*Written instruction*:
Your task is to retype each line of the data below exactly.

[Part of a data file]
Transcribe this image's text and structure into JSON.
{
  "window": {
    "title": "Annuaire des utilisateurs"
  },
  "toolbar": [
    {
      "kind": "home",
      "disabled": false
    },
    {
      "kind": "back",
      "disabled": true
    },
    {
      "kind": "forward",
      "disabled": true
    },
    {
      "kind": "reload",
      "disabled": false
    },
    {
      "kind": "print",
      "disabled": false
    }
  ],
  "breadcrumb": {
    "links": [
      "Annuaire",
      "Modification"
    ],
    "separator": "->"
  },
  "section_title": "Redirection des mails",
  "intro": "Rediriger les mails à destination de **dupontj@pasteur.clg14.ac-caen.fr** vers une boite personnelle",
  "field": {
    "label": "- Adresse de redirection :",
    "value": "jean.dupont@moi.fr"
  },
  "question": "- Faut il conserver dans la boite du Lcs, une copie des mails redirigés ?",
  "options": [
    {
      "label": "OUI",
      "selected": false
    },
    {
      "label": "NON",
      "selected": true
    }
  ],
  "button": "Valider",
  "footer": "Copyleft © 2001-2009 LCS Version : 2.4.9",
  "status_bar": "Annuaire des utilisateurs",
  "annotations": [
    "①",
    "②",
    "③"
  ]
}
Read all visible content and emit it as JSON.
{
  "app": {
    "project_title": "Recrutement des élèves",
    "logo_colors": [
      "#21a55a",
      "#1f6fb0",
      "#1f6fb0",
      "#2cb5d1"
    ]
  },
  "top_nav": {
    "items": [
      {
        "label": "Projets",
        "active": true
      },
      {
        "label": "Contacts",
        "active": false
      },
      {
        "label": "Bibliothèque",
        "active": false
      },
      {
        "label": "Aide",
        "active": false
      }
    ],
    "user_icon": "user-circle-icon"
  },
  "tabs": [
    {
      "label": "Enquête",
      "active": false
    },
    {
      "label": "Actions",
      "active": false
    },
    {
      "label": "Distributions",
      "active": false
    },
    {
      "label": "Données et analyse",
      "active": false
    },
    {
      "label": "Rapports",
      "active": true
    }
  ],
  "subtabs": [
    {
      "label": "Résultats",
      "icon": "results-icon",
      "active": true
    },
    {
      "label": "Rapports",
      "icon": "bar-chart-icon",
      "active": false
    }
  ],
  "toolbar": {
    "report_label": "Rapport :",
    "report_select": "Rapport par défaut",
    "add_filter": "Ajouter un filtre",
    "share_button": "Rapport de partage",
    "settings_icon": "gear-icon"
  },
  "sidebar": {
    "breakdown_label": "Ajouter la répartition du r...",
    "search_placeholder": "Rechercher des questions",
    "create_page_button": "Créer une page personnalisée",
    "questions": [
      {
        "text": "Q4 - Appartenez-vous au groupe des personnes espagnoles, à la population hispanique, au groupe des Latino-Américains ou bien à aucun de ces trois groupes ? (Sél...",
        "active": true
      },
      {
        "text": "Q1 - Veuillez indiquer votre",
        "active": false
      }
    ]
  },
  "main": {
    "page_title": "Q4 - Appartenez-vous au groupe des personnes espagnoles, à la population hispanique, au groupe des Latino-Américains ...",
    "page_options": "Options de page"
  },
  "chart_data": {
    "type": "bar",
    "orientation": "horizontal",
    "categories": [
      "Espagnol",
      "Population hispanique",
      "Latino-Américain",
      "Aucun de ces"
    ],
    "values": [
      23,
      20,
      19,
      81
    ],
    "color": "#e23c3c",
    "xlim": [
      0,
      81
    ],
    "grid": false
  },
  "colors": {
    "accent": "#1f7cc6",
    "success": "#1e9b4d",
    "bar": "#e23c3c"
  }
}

*Response to the exercise*:
Transcribe this image's text and structure into JSON.
{
  "window": {
    "title": "Annuaire des utilisateurs"
  },
  "toolbar": [
    {
      "kind": "home",
      "disabled": false
    },
    {
      "kind": "back",
      "disabled": true
    },
    {
      "kind": "forward",
      "disabled": true
    },
    {
      "kind": "reload",
      "disabled": false
    },
    {
      "kind": "print",
      "disabled": false
    }
  ],
  "breadcrumb": {
    "links": [
      "Annuaire",
      "Modification"
    ],
    "separator": "->"
  },
  "section_title": "Redirection des mails",
  "intro": "Rediriger les mails à destination de **dupontj@pasteur.clg14.ac-caen.fr** vers une boite personnelle",
  "field": {
    "label": "- Adresse de redirection :",
    "value": "jean.dupont@moi.fr"
  },
  "question": "- Faut il conserver dans la boite du Lcs, une copie des mails redirigés ?",
  "options": [
    {
      "label": "OUI",
      "selected": false
    },
    {
      "label": "NON",
      "selected": true
    }
  ],
  "button": "Valider",
  "footer": "Copyleft © 2001-2009 LCS Version : 2.4.9",
  "status_bar": "Annuaire des utilisateurs",
  "annotations": [
    "①",
    "②",
    "③"
  ]
}
Read all visible content and emit it as JSON.
{
  "app": {
    "project_title": "Recrutement des élèves",
    "logo_colors": [
      "#21a55a",
      "#1f6fb0",
      "#1f6fb0",
      "#2cb5d1"
    ]
  },
  "top_nav": {
    "items": [
      {
        "label": "Projets",
        "active": true
      },
      {
        "label": "Contacts",
        "active": false
      },
      {
        "label": "Bibliothèque",
        "active": false
      },
      {
        "label": "Aide",
        "active": false
      }
    ],
    "user_icon": "user-circle-icon"
  },
  "tabs": [
    {
      "label": "Enquête",
      "active": false
    },
    {
      "label": "Actions",
      "active": false
    },
    {
      "label": "Distributions",
      "active": false
    },
    {
      "label": "Données et analyse",
      "active": false
    },
    {
      "label": "Rapports",
      "active": true
    }
  ],
  "subtabs": [
    {
      "label": "Résultats",
      "icon": "results-icon",
      "active": true
    },
    {
      "label": "Rapports",
      "icon": "bar-chart-icon",
      "active": false
    }
  ],
  "toolbar": {
    "report_label": "Rapport :",
    "report_select": "Rapport par défaut",
    "add_filter": "Ajouter un filtre",
    "share_button": "Rapport de partage",
    "settings_icon": "gear-icon"
  },
  "sidebar": {
    "breakdown_label": "Ajouter la répartition du r...",
    "search_placeholder": "Rechercher des questions",
    "create_page_button": "Créer une page personnalisée",
    "questions": [
      {
        "text": "Q4 - Appartenez-vous au groupe des personnes espagnoles, à la population hispanique, au groupe des Latino-Américains ou bien à aucun de ces trois groupes ? (Sél...",
        "active": true
      },
      {
        "text": "Q1 - Veuillez indiquer votre",
        "active": false
      }
    ]
  },
  "main": {
    "page_title": "Q4 - Appartenez-vous au groupe des personnes espagnoles, à la population hispanique, au groupe des Latino-Américains ...",
    "page_options": "Options de page"
  },
  "chart_data": {
    "type": "bar",
    "orientation": "horizontal",
    "categories": [
      "Espagnol",
      "Population hispanique",
      "Latino-Américain",
      "Aucun de ces"
    ],
    "values": [
      23,
      20,
      19,
      81
    ],
    "color": "#e23c3c",
    "xlim": [
      0,
      81
    ],
    "grid": false
  },
  "colors": {
    "accent": "#1f7cc6",
    "success": "#1e9b4d",
    "bar": "#e23c3c"
  }
}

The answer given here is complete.